- **What is expected**:
Repeat everything from the first line below down to the line containing "toc-entry: 牙冠延长术，1049 (70, 653, 182, 668)", both included, without changing anything.

** START Data for processing **

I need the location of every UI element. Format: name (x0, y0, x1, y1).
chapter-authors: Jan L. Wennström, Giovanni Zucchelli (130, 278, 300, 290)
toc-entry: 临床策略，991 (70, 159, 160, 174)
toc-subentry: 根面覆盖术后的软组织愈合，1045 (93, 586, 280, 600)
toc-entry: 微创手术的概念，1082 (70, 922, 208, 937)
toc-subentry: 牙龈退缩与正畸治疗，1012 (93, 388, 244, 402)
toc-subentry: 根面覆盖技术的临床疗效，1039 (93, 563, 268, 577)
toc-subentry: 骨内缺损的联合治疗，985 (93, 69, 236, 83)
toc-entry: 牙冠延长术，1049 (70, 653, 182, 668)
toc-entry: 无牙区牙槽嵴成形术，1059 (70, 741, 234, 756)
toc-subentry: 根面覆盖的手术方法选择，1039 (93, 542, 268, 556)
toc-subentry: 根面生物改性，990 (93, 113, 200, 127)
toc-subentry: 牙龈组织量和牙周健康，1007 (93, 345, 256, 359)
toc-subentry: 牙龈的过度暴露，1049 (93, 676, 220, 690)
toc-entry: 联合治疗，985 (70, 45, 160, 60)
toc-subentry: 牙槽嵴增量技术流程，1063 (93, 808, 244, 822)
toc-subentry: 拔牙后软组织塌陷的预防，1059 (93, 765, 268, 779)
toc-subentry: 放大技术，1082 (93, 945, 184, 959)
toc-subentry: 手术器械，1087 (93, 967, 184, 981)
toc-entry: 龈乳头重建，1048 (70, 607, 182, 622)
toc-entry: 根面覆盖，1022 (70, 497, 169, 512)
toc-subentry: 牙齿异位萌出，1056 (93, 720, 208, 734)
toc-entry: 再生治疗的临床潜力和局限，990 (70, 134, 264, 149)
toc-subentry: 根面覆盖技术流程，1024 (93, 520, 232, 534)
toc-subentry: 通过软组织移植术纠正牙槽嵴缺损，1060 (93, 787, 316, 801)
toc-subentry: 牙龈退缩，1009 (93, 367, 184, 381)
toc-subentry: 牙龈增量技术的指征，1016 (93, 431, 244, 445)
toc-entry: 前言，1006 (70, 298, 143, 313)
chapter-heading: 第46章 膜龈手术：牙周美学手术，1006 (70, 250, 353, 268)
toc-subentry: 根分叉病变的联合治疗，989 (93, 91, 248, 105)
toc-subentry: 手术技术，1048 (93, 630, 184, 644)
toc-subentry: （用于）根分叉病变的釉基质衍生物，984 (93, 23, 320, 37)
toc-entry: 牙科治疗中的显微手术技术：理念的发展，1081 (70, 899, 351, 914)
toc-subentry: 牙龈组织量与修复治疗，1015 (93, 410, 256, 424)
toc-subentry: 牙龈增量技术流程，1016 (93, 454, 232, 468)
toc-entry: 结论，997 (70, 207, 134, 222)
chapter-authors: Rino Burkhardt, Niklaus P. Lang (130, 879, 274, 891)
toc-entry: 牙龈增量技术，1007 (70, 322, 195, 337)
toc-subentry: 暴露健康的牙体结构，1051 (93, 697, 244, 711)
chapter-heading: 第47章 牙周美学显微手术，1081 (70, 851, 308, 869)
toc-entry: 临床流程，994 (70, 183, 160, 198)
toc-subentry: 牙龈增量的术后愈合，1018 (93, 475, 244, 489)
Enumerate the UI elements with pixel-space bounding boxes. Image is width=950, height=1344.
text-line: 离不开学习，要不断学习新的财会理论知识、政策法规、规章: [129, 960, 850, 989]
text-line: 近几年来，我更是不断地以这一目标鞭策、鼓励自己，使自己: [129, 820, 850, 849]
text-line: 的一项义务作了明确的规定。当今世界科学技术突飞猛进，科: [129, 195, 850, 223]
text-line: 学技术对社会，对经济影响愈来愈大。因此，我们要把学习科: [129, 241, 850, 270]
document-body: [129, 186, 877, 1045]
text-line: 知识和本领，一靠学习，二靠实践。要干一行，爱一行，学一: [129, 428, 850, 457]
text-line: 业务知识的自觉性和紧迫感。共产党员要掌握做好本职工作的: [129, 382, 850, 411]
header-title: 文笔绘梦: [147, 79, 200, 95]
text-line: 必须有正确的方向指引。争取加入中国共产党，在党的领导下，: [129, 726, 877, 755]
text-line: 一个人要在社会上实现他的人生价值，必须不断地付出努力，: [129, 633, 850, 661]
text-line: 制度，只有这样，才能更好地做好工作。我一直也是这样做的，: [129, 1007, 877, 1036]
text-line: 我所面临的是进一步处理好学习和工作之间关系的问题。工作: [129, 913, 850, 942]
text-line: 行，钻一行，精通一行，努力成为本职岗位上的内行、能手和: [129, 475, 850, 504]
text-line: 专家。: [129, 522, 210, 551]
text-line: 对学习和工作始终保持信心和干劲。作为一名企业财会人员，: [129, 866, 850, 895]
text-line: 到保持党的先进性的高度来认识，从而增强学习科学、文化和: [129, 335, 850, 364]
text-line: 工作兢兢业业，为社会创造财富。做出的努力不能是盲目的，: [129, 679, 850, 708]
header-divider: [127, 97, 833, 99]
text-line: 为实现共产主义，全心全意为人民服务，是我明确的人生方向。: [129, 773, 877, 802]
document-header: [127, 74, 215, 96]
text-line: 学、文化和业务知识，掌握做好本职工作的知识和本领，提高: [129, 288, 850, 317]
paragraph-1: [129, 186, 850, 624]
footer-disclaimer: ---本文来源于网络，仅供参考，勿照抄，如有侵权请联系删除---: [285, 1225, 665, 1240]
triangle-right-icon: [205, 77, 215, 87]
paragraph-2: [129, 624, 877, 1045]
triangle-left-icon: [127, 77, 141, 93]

** END Data for processing **

- **Exercise solution**:
I need the location of every UI element. Format: name (x0, y0, x1, y1).
chapter-authors: Jan L. Wennström, Giovanni Zucchelli (130, 278, 300, 290)
toc-entry: 临床策略，991 (70, 159, 160, 174)
toc-subentry: 根面覆盖术后的软组织愈合，1045 (93, 586, 280, 600)
toc-entry: 微创手术的概念，1082 (70, 922, 208, 937)
toc-subentry: 牙龈退缩与正畸治疗，1012 (93, 388, 244, 402)
toc-subentry: 根面覆盖技术的临床疗效，1039 (93, 563, 268, 577)
toc-subentry: 骨内缺损的联合治疗，985 (93, 69, 236, 83)
toc-entry: 牙冠延长术，1049 (70, 653, 182, 668)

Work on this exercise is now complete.